*Working data*
►

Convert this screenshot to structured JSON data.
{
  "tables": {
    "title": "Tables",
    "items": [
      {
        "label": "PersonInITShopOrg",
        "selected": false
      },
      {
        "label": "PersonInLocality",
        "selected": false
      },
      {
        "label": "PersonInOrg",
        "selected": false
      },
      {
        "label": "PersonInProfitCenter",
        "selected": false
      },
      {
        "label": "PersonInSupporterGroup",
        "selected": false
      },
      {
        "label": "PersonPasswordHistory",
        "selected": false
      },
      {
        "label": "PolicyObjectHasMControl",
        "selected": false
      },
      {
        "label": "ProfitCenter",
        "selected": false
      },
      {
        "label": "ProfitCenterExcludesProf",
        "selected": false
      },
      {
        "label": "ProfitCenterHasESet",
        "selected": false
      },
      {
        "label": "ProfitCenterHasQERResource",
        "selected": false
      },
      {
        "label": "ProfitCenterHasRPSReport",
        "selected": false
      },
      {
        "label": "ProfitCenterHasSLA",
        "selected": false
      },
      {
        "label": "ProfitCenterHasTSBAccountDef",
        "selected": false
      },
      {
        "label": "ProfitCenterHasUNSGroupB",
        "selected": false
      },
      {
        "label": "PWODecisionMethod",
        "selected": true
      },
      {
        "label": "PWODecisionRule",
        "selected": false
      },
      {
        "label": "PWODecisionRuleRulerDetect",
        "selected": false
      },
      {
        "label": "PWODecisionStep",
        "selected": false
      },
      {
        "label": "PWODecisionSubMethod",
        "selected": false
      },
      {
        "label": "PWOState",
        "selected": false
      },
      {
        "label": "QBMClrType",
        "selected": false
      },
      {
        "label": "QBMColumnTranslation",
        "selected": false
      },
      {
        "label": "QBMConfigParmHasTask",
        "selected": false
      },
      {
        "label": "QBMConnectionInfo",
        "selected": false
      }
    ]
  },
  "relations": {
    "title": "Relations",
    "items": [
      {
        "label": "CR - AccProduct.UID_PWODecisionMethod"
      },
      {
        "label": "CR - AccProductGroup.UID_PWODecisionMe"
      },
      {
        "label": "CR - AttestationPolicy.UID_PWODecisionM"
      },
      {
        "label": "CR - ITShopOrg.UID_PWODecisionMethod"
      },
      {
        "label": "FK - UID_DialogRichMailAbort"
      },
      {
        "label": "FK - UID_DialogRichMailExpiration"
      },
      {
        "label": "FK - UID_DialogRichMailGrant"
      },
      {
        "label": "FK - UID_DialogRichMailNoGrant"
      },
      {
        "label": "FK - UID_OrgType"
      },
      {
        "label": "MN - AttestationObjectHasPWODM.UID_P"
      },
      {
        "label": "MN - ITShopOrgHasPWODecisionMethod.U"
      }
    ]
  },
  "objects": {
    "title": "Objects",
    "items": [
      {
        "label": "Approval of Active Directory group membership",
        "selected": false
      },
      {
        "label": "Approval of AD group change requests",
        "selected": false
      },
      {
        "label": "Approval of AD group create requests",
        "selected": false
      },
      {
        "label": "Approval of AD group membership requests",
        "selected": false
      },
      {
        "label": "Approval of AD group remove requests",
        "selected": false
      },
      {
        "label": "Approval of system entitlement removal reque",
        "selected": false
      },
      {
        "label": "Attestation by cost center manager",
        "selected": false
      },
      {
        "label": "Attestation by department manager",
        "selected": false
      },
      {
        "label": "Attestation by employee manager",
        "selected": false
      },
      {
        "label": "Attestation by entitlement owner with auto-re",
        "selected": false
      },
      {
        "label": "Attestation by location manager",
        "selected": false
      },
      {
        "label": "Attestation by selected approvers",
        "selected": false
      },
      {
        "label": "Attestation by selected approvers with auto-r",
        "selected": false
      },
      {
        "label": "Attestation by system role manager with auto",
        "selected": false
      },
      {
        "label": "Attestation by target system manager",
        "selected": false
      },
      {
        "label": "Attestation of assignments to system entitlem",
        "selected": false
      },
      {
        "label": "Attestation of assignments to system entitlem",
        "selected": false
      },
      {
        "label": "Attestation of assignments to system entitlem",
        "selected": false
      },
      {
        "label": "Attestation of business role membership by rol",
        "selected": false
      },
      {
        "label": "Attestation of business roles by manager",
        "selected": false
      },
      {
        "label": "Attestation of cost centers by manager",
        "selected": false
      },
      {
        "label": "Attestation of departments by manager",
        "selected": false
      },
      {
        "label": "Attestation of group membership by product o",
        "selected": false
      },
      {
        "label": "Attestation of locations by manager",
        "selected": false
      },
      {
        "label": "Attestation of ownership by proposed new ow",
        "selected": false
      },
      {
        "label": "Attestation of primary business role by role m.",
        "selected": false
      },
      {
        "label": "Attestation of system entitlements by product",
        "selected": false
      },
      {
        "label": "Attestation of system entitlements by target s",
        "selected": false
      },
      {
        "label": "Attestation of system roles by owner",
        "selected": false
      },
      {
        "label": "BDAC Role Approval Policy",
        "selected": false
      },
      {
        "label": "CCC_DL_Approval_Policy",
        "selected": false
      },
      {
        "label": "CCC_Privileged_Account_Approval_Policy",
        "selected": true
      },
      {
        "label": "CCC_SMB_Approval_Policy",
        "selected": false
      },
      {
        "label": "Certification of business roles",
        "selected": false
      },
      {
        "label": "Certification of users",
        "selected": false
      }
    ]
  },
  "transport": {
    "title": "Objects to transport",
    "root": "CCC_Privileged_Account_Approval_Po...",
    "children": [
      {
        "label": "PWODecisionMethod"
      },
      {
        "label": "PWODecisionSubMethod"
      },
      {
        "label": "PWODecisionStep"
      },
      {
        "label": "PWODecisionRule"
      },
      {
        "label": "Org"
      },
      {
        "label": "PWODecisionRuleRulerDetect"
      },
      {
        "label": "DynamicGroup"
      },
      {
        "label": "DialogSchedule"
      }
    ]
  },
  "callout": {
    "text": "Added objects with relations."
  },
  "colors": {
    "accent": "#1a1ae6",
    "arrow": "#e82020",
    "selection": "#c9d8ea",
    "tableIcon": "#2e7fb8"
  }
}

◄

*Task requirements*
Copy each line above that contains the string "manager".

*The output*
        "label": "Attestation by cost center manager",
        "label": "Attestation by department manager",
        "label": "Attestation by employee manager",
        "label": "Attestation by location manager",
        "label": "Attestation by system role manager with auto",
        "label": "Attestation by target system manager",
        "label": "Attestation of business roles by manager",
        "label": "Attestation of cost centers by manager",
        "label": "Attestation of departments by manager",
        "label": "Attestation of locations by manager",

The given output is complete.